:: ROWS ::
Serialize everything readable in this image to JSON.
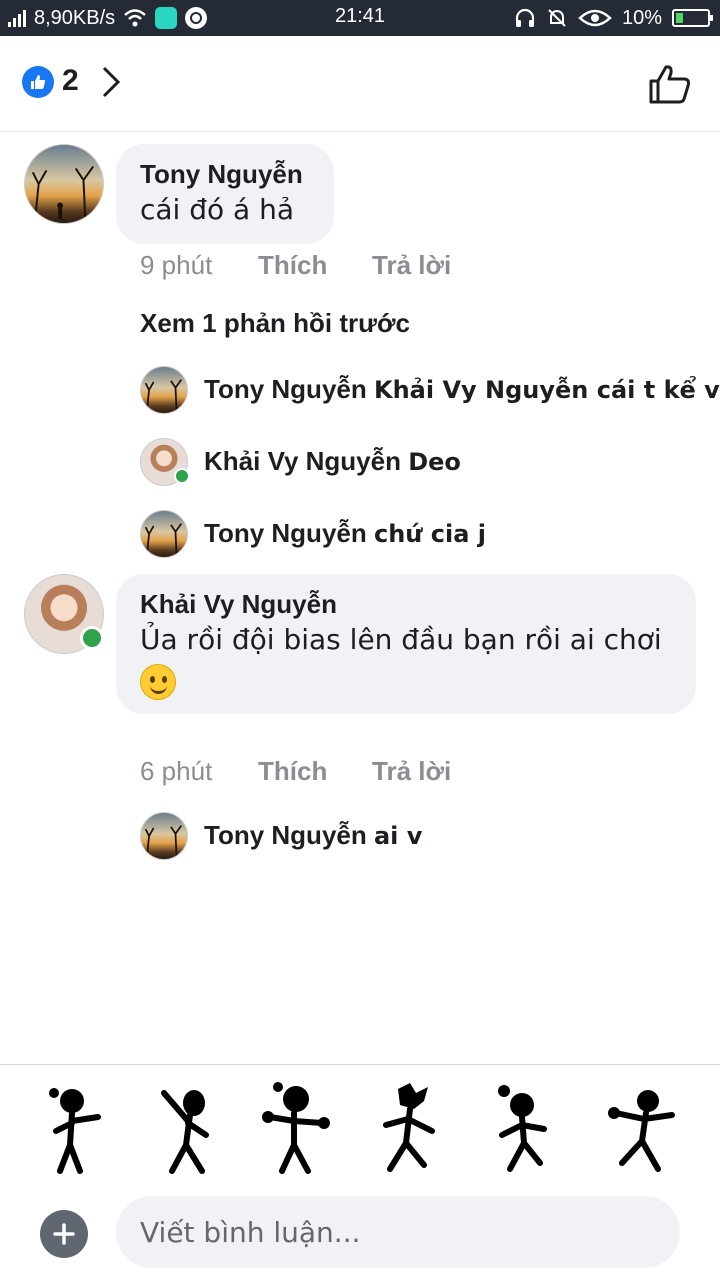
{
  "status_bar": {
    "speed": "8,90KB/s",
    "time": "21:41",
    "battery": "10%"
  },
  "header": {
    "like_count": "2"
  },
  "comments": [
    {
      "author": "Tony Nguyễn",
      "text": "cái đó á hả",
      "time": "9 phút",
      "like_label": "Thích",
      "reply_label": "Trả lời",
      "view_previous": "Xem 1 phản hồi trước",
      "replies": [
        {
          "author": "Tony Nguyễn",
          "text": "Khải Vy Nguyễn cái t kể vs..."
        },
        {
          "author": "Khải Vy Nguyễn",
          "text": "Deo"
        },
        {
          "author": "Tony Nguyễn",
          "text": "chứ cia j"
        }
      ]
    },
    {
      "author": "Khải Vy Nguyễn",
      "text": "Ủa rồi đội bias lên đầu bạn rồi ai chơi",
      "time": "6 phút",
      "like_label": "Thích",
      "reply_label": "Trả lời",
      "replies": [
        {
          "author": "Tony Nguyễn",
          "text": "ai v"
        }
      ]
    }
  ],
  "composer": {
    "placeholder": "Viết bình luận..."
  },
  "colors": {
    "accent": "#1877f2",
    "online": "#31a24c",
    "bubble": "#f0f2f5"
  },
  "icons": [
    "like-badge-icon",
    "chevron-right-icon",
    "thumbs-up-icon",
    "plus-icon",
    "smile-emoji-icon"
  ]
}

:: CHALLENGE ::
Write out each line of the data exactly; the images should be left out.

:: ANSWER TO THIS EXERCISE ::
Serialize everything readable in this image to JSON.
{
  "status_bar": {
    "speed": "8,90KB/s",
    "time": "21:41",
    "battery": "10%"
  },
  "header": {
    "like_count": "2"
  },
  "comments": [
    {
      "author": "Tony Nguyễn",
      "text": "cái đó á hả",
      "time": "9 phút",
      "like_label": "Thích",
      "reply_label": "Trả lời",
      "view_previous": "Xem 1 phản hồi trước",
      "replies": [
        {
          "author": "Tony Nguyễn",
          "text": "Khải Vy Nguyễn cái t kể vs..."
        },
        {
          "author": "Khải Vy Nguyễn",
          "text": "Deo"
        },
        {
          "author": "Tony Nguyễn",
          "text": "chứ cia j"
        }
      ]
    },
    {
      "author": "Khải Vy Nguyễn",
      "text": "Ủa rồi đội bias lên đầu bạn rồi ai chơi",
      "time": "6 phút",
      "like_label": "Thích",
      "reply_label": "Trả lời",
      "replies": [
        {
          "author": "Tony Nguyễn",
          "text": "ai v"
        }
      ]
    }
  ],
  "composer": {
    "placeholder": "Viết bình luận..."
  },
  "colors": {
    "accent": "#1877f2",
    "online": "#31a24c",
    "bubble": "#f0f2f5"
  },
  "icons": [
    "like-badge-icon",
    "chevron-right-icon",
    "thumbs-up-icon",
    "plus-icon",
    "smile-emoji-icon"
  ]
}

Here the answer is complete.